Source records:

::::

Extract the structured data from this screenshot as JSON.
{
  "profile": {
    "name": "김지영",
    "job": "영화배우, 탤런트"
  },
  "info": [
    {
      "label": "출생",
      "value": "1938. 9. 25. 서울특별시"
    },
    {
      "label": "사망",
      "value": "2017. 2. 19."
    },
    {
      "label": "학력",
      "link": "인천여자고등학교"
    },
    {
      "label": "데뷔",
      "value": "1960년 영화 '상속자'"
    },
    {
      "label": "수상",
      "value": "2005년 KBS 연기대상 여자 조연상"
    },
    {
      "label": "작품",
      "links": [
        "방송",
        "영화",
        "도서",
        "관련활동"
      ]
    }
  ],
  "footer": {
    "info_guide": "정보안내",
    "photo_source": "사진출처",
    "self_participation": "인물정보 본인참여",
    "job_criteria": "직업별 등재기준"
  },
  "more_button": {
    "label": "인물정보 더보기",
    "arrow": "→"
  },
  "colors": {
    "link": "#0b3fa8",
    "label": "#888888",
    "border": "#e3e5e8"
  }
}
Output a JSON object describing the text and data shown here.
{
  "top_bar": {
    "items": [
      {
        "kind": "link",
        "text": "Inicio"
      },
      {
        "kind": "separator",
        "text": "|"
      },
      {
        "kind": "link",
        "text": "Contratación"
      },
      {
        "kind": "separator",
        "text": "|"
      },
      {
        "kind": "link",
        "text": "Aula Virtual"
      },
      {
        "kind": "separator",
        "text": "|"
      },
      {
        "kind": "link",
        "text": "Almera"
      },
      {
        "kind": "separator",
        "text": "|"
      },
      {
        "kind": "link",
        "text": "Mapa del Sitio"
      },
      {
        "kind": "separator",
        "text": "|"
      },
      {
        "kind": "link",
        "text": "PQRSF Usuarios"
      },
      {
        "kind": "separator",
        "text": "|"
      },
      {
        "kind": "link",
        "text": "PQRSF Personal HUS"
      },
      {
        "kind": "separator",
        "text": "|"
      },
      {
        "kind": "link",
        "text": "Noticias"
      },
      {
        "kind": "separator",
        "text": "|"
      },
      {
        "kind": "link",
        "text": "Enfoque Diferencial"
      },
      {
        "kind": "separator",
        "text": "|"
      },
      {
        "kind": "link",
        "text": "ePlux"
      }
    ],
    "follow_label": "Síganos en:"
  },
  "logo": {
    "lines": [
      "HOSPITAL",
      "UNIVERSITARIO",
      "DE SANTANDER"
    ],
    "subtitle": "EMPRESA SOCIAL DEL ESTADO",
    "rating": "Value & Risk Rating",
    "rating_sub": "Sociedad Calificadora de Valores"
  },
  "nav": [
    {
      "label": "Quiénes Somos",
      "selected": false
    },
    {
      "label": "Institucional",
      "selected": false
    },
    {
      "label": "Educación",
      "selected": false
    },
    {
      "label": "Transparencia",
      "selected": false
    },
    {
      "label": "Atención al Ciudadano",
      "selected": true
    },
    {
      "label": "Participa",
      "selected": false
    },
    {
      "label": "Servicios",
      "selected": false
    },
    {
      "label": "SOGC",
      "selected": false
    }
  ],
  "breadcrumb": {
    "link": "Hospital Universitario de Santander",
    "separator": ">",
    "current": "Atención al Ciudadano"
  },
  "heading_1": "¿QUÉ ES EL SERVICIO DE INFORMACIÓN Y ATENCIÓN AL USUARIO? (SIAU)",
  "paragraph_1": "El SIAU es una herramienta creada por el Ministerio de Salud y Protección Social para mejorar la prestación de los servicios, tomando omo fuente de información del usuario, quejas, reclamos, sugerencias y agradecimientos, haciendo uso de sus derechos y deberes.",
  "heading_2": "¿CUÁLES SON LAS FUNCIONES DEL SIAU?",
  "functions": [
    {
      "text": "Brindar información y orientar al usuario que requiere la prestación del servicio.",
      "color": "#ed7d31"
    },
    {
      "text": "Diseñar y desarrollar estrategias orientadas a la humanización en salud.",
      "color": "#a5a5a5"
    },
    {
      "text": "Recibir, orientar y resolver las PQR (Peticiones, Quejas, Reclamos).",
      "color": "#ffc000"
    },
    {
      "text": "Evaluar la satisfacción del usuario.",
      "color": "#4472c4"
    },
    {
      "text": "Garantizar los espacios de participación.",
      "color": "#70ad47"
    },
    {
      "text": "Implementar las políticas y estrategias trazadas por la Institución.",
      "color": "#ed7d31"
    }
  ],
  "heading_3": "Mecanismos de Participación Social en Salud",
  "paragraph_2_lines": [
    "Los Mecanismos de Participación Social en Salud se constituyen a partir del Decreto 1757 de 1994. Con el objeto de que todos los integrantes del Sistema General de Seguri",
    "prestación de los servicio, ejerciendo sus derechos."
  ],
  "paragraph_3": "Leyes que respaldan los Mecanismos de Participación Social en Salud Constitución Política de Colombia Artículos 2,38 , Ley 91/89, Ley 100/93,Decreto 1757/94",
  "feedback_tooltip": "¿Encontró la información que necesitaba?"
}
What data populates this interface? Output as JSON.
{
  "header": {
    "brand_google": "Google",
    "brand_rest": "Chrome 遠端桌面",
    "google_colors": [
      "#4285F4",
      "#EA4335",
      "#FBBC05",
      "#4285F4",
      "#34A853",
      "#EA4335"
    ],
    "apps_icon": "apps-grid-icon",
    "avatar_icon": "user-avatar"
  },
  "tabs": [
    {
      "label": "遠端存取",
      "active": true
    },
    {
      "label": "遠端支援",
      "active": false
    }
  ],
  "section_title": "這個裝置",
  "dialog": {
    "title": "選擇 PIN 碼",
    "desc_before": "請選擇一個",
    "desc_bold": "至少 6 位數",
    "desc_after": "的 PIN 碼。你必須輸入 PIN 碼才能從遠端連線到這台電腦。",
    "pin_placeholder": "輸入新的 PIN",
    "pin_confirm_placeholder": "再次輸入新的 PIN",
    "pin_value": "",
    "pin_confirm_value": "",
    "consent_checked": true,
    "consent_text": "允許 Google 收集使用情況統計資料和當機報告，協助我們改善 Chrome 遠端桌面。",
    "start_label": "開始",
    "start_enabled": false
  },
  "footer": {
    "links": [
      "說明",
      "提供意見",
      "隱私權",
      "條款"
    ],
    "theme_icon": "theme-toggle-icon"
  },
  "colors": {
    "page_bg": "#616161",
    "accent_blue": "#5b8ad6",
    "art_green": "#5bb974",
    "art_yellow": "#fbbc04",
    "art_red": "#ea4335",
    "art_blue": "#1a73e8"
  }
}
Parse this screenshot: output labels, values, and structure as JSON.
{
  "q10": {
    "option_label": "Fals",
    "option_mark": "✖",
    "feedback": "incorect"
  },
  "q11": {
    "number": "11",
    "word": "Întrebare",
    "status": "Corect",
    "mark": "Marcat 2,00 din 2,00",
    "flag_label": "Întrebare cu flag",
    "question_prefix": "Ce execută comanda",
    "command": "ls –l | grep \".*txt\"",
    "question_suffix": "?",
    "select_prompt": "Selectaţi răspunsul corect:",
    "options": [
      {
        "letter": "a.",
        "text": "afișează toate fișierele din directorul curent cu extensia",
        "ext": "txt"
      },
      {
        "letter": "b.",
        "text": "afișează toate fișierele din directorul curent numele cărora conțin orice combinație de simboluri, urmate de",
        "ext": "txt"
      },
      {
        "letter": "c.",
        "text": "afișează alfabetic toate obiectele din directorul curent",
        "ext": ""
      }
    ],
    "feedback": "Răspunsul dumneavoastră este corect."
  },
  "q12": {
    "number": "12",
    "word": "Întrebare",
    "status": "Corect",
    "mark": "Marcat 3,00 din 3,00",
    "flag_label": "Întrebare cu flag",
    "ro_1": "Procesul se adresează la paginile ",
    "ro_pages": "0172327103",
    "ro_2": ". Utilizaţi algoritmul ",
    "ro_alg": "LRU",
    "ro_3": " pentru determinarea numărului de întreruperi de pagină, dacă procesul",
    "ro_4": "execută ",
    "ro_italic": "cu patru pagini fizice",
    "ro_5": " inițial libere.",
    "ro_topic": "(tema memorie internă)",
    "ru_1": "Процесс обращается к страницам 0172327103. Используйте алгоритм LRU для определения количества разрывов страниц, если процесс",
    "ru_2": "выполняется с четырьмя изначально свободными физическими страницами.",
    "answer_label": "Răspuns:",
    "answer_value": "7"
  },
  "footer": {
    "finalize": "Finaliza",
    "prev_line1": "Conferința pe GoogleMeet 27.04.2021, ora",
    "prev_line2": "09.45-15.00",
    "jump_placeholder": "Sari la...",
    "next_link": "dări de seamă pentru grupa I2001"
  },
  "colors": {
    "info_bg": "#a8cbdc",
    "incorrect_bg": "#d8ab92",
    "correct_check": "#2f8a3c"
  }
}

::::

Task directions: Pull every line containing the word "Ciudadano" out of the entries above.

Task solution:
      "label": "Atención al Ciudadano",
    "current": "Atención al Ciudadano"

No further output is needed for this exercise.